◆ **Request**:
In the records below, pick out all lines containing the word "name".

**** Data for the task ****

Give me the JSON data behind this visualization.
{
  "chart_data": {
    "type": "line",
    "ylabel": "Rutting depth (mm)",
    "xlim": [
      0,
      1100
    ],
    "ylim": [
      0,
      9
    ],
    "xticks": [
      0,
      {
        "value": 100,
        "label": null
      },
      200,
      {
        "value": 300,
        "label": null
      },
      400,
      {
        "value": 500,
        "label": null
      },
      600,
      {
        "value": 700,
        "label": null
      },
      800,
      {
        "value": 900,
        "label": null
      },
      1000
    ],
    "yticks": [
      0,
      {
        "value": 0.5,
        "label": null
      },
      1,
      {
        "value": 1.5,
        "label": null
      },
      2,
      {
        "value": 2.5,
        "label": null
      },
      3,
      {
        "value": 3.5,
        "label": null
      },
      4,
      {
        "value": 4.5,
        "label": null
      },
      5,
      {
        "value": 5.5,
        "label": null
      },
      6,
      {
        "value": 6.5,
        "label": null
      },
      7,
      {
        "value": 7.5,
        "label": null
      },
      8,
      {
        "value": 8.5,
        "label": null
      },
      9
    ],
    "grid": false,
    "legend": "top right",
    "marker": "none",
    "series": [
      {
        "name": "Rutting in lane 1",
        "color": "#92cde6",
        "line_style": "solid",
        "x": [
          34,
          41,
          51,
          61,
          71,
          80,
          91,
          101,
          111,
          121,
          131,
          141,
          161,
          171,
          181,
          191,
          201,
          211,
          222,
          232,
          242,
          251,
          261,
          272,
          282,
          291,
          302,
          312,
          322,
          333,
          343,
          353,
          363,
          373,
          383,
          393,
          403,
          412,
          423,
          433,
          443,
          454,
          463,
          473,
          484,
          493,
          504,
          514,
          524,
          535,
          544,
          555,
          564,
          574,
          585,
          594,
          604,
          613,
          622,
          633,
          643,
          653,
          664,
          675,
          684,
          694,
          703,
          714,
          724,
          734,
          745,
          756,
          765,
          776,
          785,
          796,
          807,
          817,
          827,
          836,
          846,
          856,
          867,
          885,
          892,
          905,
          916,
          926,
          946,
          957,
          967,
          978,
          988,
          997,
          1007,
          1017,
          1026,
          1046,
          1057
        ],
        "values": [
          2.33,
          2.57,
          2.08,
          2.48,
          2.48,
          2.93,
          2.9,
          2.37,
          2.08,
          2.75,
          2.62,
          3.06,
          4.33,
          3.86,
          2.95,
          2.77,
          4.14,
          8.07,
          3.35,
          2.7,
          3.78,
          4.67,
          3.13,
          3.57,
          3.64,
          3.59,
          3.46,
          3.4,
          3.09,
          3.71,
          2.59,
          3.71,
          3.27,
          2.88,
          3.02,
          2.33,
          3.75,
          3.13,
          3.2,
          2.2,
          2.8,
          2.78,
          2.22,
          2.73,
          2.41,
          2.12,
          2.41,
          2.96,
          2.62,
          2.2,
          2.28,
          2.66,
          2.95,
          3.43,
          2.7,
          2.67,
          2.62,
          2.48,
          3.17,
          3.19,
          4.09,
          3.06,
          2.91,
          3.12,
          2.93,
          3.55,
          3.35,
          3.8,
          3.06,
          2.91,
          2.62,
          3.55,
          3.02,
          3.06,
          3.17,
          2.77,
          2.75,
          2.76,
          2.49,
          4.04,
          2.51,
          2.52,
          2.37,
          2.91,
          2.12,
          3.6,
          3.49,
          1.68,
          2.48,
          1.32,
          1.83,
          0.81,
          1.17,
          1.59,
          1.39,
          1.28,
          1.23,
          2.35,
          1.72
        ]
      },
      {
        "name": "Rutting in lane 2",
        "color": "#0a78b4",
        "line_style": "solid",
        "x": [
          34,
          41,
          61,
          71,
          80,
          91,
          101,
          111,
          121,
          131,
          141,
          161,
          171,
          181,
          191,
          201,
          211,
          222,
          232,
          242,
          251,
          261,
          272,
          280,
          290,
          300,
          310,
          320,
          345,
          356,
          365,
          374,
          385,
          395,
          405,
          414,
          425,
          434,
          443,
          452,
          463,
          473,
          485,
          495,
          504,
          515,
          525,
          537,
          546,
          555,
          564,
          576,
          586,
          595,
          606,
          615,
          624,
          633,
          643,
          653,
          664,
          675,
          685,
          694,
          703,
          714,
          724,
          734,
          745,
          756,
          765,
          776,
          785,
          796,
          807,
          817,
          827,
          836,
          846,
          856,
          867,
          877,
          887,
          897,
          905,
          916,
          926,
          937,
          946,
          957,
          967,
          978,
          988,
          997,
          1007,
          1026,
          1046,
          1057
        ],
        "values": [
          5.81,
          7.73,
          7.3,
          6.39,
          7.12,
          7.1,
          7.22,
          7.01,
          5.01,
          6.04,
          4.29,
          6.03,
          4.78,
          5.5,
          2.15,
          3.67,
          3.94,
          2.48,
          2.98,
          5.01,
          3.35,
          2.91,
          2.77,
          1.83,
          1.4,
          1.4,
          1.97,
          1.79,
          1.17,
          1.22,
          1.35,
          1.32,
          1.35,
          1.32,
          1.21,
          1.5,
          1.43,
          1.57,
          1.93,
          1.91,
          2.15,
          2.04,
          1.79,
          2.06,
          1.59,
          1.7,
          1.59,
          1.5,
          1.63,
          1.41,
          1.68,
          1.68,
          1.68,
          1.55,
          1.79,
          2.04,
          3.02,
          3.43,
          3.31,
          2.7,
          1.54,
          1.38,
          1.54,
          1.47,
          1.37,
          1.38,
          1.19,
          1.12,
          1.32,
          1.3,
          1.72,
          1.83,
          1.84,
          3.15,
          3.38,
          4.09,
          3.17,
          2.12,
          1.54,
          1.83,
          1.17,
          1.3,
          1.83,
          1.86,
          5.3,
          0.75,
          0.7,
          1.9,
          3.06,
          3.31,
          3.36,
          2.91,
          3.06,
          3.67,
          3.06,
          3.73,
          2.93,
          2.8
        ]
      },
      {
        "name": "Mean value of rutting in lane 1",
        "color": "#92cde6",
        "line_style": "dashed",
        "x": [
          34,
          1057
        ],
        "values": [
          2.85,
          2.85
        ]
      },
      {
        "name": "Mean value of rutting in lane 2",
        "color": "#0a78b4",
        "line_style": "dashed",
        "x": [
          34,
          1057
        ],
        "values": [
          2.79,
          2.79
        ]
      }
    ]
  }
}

****

◆ **Finished answer**:
        "name": "Rutting in lane 1",
        "name": "Rutting in lane 2",
        "name": "Mean value of rutting in lane 1",
        "name": "Mean value of rutting in lane 2",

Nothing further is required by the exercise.